#### Do this:
Track down the lines that contain "openfeign" and copy them.

START Records for processing

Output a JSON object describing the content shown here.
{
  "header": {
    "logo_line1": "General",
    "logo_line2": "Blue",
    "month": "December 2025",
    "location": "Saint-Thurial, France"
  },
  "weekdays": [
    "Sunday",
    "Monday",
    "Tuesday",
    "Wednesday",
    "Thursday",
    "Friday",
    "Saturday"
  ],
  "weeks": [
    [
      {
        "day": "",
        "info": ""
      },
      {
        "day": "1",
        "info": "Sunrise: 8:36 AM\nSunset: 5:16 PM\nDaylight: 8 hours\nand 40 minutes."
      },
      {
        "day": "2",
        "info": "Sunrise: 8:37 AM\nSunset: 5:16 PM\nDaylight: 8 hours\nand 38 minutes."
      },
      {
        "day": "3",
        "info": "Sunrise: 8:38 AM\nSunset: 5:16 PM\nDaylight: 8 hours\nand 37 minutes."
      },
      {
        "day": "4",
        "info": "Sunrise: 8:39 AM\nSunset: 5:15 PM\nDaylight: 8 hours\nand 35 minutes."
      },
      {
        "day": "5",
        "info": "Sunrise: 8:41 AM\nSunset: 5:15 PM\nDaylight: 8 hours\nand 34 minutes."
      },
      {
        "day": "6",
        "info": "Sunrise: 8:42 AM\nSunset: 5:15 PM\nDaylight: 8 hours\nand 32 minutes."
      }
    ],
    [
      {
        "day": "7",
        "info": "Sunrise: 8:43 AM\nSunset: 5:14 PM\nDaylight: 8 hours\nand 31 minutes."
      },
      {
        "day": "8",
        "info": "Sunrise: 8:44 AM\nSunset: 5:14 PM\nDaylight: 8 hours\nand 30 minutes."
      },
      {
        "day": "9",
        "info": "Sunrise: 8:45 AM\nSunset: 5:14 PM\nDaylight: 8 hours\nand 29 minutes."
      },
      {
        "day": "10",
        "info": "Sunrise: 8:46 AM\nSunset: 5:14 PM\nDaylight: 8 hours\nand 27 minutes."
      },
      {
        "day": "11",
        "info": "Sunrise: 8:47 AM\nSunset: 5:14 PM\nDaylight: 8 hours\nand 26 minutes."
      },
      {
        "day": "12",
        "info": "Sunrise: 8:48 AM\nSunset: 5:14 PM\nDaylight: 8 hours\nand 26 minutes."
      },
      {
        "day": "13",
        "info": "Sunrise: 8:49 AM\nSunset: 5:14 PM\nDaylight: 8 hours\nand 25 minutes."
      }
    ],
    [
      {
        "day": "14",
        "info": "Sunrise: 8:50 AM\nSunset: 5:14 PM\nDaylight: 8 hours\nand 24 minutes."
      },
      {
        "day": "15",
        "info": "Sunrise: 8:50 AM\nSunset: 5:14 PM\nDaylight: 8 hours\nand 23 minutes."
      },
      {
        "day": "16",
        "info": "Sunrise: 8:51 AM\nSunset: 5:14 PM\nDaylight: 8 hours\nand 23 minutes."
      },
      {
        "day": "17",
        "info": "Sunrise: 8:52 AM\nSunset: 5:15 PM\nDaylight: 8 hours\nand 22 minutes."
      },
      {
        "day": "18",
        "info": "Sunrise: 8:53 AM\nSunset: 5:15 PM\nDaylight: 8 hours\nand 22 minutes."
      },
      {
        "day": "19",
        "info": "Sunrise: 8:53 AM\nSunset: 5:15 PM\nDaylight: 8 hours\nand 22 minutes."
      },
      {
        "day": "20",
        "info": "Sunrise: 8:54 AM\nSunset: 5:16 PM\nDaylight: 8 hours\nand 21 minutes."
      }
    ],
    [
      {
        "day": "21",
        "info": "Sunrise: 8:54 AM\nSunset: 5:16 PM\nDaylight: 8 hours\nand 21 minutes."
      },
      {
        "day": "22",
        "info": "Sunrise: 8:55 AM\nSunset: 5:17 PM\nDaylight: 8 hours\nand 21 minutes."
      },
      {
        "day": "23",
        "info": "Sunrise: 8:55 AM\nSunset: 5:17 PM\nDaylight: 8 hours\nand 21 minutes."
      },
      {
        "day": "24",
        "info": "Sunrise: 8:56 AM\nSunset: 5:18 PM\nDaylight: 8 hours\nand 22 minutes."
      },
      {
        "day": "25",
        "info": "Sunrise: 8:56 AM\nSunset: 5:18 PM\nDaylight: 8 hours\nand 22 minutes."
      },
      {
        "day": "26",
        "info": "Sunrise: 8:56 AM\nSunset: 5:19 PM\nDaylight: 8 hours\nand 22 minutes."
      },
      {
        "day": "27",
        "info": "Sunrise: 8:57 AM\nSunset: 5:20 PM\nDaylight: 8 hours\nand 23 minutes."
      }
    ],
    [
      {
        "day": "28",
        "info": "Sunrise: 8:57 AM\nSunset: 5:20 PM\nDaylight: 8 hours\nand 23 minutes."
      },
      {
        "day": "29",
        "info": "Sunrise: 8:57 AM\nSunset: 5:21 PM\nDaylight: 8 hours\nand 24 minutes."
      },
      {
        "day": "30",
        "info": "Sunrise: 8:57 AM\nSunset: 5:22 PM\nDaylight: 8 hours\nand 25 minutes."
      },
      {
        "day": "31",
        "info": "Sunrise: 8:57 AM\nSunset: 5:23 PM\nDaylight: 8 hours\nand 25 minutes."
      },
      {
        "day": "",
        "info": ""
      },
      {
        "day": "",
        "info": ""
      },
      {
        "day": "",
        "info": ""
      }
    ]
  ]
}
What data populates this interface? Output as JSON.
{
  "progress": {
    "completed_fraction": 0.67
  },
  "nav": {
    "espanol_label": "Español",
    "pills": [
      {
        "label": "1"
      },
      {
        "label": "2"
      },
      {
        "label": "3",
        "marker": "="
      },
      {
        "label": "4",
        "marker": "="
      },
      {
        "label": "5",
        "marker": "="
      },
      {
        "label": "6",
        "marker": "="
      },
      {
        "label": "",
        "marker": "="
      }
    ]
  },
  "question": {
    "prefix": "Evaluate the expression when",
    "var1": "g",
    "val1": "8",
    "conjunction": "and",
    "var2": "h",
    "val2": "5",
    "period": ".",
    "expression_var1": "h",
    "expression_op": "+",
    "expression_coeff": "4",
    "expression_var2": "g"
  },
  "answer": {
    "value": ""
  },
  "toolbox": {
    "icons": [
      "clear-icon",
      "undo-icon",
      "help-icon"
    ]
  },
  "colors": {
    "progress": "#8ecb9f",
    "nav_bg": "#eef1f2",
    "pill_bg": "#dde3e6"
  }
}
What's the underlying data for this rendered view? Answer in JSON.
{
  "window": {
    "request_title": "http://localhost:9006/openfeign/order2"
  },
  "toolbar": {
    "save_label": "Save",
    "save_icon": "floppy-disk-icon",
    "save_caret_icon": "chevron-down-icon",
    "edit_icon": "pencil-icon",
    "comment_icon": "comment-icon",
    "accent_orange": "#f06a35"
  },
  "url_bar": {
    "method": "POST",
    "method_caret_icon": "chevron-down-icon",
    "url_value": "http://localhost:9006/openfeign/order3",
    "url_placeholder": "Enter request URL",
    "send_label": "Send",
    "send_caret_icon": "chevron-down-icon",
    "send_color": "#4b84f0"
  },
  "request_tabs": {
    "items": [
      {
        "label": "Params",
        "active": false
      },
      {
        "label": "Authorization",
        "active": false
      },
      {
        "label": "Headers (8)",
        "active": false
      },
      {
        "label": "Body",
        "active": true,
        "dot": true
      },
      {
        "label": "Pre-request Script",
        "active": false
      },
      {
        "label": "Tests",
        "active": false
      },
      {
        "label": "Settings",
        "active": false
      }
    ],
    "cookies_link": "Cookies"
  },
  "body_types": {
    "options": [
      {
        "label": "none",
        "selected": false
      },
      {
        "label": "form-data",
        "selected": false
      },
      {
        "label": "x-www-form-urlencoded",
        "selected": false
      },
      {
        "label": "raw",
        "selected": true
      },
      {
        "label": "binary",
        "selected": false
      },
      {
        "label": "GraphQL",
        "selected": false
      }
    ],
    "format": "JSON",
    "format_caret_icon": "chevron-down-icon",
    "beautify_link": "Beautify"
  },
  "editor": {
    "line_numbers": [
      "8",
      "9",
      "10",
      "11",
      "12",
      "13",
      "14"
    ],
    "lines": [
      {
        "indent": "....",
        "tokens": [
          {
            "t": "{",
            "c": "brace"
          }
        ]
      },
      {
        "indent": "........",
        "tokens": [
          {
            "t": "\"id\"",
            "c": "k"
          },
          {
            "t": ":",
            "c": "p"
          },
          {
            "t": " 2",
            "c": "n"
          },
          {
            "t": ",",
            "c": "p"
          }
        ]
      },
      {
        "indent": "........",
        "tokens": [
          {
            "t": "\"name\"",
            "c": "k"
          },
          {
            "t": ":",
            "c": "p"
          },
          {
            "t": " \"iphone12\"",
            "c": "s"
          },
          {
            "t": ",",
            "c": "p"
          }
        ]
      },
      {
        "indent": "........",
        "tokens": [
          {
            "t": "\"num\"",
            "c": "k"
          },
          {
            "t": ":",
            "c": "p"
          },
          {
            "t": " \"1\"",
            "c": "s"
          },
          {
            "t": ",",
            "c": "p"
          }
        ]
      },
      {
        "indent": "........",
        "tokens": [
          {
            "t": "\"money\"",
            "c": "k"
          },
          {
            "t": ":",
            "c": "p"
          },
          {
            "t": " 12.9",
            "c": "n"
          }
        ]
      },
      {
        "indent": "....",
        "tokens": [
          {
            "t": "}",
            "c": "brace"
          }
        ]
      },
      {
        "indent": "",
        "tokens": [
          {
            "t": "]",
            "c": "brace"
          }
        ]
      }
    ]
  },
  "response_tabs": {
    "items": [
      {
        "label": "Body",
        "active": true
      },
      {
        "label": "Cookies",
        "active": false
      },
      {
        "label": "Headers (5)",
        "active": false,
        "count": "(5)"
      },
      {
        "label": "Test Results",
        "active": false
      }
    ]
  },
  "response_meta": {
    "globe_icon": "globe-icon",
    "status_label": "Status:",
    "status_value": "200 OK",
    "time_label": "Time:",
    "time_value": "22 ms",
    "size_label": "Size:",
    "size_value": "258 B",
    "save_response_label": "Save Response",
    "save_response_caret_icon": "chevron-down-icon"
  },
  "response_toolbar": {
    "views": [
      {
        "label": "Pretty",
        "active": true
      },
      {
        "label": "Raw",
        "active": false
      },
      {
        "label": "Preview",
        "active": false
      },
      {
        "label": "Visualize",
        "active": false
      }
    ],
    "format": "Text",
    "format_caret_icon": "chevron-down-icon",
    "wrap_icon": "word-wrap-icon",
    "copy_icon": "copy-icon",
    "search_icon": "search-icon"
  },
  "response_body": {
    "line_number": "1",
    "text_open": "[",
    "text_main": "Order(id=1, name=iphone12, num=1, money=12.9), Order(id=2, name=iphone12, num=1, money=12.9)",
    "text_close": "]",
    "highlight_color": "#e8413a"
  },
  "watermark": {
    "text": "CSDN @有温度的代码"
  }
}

END Records for processing

#### Answer:
    "request_title": "http://localhost:9006/openfeign/order2"
    "url_value": "http://localhost:9006/openfeign/order3",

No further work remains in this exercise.